Objective.
Copy out the data below as written; omit any images.

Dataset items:
***

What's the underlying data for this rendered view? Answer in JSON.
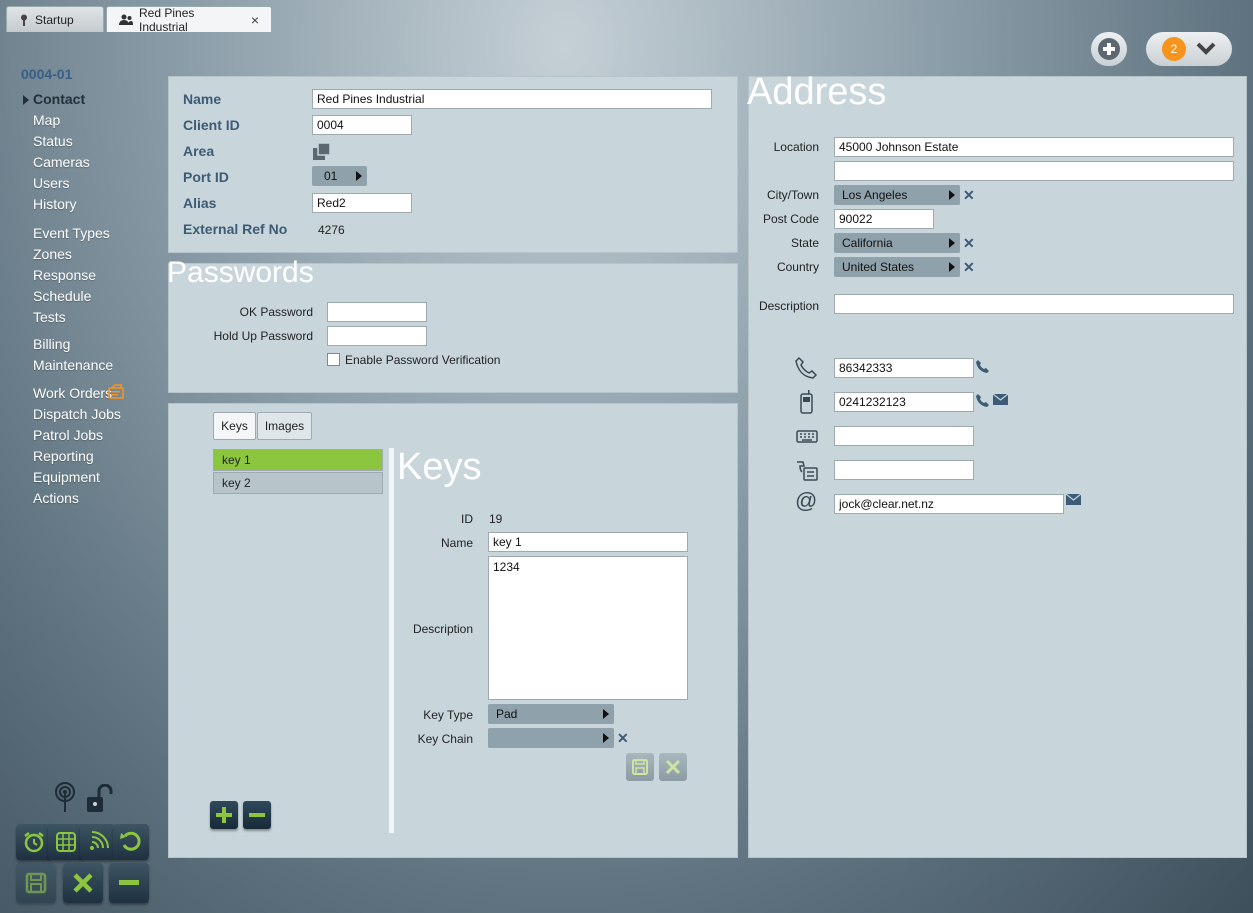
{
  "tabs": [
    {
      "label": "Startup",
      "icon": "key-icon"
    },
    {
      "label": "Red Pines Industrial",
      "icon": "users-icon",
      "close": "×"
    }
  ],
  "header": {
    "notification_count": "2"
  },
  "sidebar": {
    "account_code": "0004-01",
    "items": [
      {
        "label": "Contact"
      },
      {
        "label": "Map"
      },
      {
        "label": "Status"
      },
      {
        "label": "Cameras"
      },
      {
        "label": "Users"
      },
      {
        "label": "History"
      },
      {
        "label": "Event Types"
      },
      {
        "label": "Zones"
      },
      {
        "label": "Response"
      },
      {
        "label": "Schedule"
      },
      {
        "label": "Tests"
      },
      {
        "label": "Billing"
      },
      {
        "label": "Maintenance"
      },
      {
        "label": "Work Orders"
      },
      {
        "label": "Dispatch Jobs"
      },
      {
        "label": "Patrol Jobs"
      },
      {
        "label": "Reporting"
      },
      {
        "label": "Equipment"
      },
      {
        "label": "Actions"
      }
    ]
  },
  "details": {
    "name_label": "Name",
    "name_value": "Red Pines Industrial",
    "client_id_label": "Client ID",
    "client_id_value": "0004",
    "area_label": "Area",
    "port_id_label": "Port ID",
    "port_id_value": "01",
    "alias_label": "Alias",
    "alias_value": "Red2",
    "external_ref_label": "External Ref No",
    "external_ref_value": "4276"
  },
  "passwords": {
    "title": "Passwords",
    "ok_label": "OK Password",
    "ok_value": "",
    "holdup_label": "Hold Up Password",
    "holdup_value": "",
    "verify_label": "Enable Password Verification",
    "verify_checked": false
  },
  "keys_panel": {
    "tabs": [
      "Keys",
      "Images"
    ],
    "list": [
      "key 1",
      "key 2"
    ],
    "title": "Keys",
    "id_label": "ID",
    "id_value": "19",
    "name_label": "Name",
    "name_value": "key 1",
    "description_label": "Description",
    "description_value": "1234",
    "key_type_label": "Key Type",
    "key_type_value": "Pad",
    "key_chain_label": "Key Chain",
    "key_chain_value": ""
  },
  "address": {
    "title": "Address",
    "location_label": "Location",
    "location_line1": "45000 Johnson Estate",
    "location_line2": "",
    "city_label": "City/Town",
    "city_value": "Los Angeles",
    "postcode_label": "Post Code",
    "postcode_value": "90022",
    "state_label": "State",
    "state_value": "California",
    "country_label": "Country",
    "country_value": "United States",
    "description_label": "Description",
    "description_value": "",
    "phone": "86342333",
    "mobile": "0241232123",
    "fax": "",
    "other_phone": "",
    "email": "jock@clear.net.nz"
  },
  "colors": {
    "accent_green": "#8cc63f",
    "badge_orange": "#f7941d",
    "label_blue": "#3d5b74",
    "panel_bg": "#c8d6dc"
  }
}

***

Expected output.
What's the underlying data for this rendered view? Answer in JSON.
{
  "tabs": [
    {
      "label": "Startup",
      "icon": "key-icon"
    },
    {
      "label": "Red Pines Industrial",
      "icon": "users-icon",
      "close": "×"
    }
  ],
  "header": {
    "notification_count": "2"
  },
  "sidebar": {
    "account_code": "0004-01",
    "items": [
      {
        "label": "Contact"
      },
      {
        "label": "Map"
      },
      {
        "label": "Status"
      },
      {
        "label": "Cameras"
      },
      {
        "label": "Users"
      },
      {
        "label": "History"
      },
      {
        "label": "Event Types"
      },
      {
        "label": "Zones"
      },
      {
        "label": "Response"
      },
      {
        "label": "Schedule"
      },
      {
        "label": "Tests"
      },
      {
        "label": "Billing"
      },
      {
        "label": "Maintenance"
      },
      {
        "label": "Work Orders"
      },
      {
        "label": "Dispatch Jobs"
      },
      {
        "label": "Patrol Jobs"
      },
      {
        "label": "Reporting"
      },
      {
        "label": "Equipment"
      },
      {
        "label": "Actions"
      }
    ]
  },
  "details": {
    "name_label": "Name",
    "name_value": "Red Pines Industrial",
    "client_id_label": "Client ID",
    "client_id_value": "0004",
    "area_label": "Area",
    "port_id_label": "Port ID",
    "port_id_value": "01",
    "alias_label": "Alias",
    "alias_value": "Red2",
    "external_ref_label": "External Ref No",
    "external_ref_value": "4276"
  },
  "passwords": {
    "title": "Passwords",
    "ok_label": "OK Password",
    "ok_value": "",
    "holdup_label": "Hold Up Password",
    "holdup_value": "",
    "verify_label": "Enable Password Verification",
    "verify_checked": false
  },
  "keys_panel": {
    "tabs": [
      "Keys",
      "Images"
    ],
    "list": [
      "key 1",
      "key 2"
    ],
    "title": "Keys",
    "id_label": "ID",
    "id_value": "19",
    "name_label": "Name",
    "name_value": "key 1",
    "description_label": "Description",
    "description_value": "1234",
    "key_type_label": "Key Type",
    "key_type_value": "Pad",
    "key_chain_label": "Key Chain",
    "key_chain_value": ""
  },
  "address": {
    "title": "Address",
    "location_label": "Location",
    "location_line1": "45000 Johnson Estate",
    "location_line2": "",
    "city_label": "City/Town",
    "city_value": "Los Angeles",
    "postcode_label": "Post Code",
    "postcode_value": "90022",
    "state_label": "State",
    "state_value": "California",
    "country_label": "Country",
    "country_value": "United States",
    "description_label": "Description",
    "description_value": "",
    "phone": "86342333",
    "mobile": "0241232123",
    "fax": "",
    "other_phone": "",
    "email": "jock@clear.net.nz"
  },
  "colors": {
    "accent_green": "#8cc63f",
    "badge_orange": "#f7941d",
    "label_blue": "#3d5b74",
    "panel_bg": "#c8d6dc"
  }
}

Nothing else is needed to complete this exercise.